(Figure record listings)
◆ ◆ ◆

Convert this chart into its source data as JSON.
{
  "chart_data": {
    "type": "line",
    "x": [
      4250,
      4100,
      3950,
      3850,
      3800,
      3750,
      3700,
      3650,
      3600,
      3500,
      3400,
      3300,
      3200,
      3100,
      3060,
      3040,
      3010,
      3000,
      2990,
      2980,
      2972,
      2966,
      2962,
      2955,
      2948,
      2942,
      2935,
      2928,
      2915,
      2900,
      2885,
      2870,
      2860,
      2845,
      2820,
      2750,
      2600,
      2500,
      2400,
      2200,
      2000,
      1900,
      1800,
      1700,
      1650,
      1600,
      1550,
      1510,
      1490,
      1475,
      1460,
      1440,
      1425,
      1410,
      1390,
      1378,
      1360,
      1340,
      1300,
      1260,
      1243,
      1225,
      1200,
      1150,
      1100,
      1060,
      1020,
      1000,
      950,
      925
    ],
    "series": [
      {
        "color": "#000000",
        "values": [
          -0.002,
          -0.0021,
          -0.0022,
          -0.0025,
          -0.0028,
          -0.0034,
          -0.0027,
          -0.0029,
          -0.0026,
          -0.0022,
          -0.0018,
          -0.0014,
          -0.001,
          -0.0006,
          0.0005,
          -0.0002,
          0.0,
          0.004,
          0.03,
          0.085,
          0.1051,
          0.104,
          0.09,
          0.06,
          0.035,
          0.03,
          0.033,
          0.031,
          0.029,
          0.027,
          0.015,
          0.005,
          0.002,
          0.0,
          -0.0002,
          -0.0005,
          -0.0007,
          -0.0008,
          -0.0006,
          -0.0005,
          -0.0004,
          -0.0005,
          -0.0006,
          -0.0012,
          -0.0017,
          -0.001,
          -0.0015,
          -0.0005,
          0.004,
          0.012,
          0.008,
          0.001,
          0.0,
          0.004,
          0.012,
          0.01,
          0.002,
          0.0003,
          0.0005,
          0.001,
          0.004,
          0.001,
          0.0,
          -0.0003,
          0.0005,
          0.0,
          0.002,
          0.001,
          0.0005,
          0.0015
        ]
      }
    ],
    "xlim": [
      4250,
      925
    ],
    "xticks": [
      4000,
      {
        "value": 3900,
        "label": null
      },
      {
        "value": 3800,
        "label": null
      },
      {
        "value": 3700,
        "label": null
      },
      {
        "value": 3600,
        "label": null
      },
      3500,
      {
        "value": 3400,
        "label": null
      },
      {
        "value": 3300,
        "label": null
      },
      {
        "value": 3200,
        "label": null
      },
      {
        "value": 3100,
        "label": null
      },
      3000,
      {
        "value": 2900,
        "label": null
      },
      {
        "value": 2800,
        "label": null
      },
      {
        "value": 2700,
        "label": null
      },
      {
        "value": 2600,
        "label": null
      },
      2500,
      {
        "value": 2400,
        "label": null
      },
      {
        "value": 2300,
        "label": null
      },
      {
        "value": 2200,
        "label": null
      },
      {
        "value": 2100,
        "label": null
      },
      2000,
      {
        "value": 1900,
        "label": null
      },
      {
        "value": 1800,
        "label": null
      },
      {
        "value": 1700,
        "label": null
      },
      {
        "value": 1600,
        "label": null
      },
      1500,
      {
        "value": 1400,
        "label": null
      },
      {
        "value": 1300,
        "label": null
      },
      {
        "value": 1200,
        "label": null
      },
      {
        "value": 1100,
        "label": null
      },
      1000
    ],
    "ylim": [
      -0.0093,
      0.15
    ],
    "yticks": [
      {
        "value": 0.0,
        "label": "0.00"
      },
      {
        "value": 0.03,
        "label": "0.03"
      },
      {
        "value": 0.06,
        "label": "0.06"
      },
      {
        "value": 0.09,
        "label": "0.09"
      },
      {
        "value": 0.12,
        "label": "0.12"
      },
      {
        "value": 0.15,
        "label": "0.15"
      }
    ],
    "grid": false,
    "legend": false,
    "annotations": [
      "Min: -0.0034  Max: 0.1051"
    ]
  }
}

◆ ◆ ◆

* JOB *
Write out every line exactly as it stands.

* THE RESPONSE *
Convert this chart into its source data as JSON.
{
  "chart_data": {
    "type": "line",
    "x": [
      4250,
      4100,
      3950,
      3850,
      3800,
      3750,
      3700,
      3650,
      3600,
      3500,
      3400,
      3300,
      3200,
      3100,
      3060,
      3040,
      3010,
      3000,
      2990,
      2980,
      2972,
      2966,
      2962,
      2955,
      2948,
      2942,
      2935,
      2928,
      2915,
      2900,
      2885,
      2870,
      2860,
      2845,
      2820,
      2750,
      2600,
      2500,
      2400,
      2200,
      2000,
      1900,
      1800,
      1700,
      1650,
      1600,
      1550,
      1510,
      1490,
      1475,
      1460,
      1440,
      1425,
      1410,
      1390,
      1378,
      1360,
      1340,
      1300,
      1260,
      1243,
      1225,
      1200,
      1150,
      1100,
      1060,
      1020,
      1000,
      950,
      925
    ],
    "series": [
      {
        "color": "#000000",
        "values": [
          -0.002,
          -0.0021,
          -0.0022,
          -0.0025,
          -0.0028,
          -0.0034,
          -0.0027,
          -0.0029,
          -0.0026,
          -0.0022,
          -0.0018,
          -0.0014,
          -0.001,
          -0.0006,
          0.0005,
          -0.0002,
          0.0,
          0.004,
          0.03,
          0.085,
          0.1051,
          0.104,
          0.09,
          0.06,
          0.035,
          0.03,
          0.033,
          0.031,
          0.029,
          0.027,
          0.015,
          0.005,
          0.002,
          0.0,
          -0.0002,
          -0.0005,
          -0.0007,
          -0.0008,
          -0.0006,
          -0.0005,
          -0.0004,
          -0.0005,
          -0.0006,
          -0.0012,
          -0.0017,
          -0.001,
          -0.0015,
          -0.0005,
          0.004,
          0.012,
          0.008,
          0.001,
          0.0,
          0.004,
          0.012,
          0.01,
          0.002,
          0.0003,
          0.0005,
          0.001,
          0.004,
          0.001,
          0.0,
          -0.0003,
          0.0005,
          0.0,
          0.002,
          0.001,
          0.0005,
          0.0015
        ]
      }
    ],
    "xlim": [
      4250,
      925
    ],
    "xticks": [
      4000,
      {
        "value": 3900,
        "label": null
      },
      {
        "value": 3800,
        "label": null
      },
      {
        "value": 3700,
        "label": null
      },
      {
        "value": 3600,
        "label": null
      },
      3500,
      {
        "value": 3400,
        "label": null
      },
      {
        "value": 3300,
        "label": null
      },
      {
        "value": 3200,
        "label": null
      },
      {
        "value": 3100,
        "label": null
      },
      3000,
      {
        "value": 2900,
        "label": null
      },
      {
        "value": 2800,
        "label": null
      },
      {
        "value": 2700,
        "label": null
      },
      {
        "value": 2600,
        "label": null
      },
      2500,
      {
        "value": 2400,
        "label": null
      },
      {
        "value": 2300,
        "label": null
      },
      {
        "value": 2200,
        "label": null
      },
      {
        "value": 2100,
        "label": null
      },
      2000,
      {
        "value": 1900,
        "label": null
      },
      {
        "value": 1800,
        "label": null
      },
      {
        "value": 1700,
        "label": null
      },
      {
        "value": 1600,
        "label": null
      },
      1500,
      {
        "value": 1400,
        "label": null
      },
      {
        "value": 1300,
        "label": null
      },
      {
        "value": 1200,
        "label": null
      },
      {
        "value": 1100,
        "label": null
      },
      1000
    ],
    "ylim": [
      -0.0093,
      0.15
    ],
    "yticks": [
      {
        "value": 0.0,
        "label": "0.00"
      },
      {
        "value": 0.03,
        "label": "0.03"
      },
      {
        "value": 0.06,
        "label": "0.06"
      },
      {
        "value": 0.09,
        "label": "0.09"
      },
      {
        "value": 0.12,
        "label": "0.12"
      },
      {
        "value": 0.15,
        "label": "0.15"
      }
    ],
    "grid": false,
    "legend": false,
    "annotations": [
      "Min: -0.0034  Max: 0.1051"
    ]
  }
}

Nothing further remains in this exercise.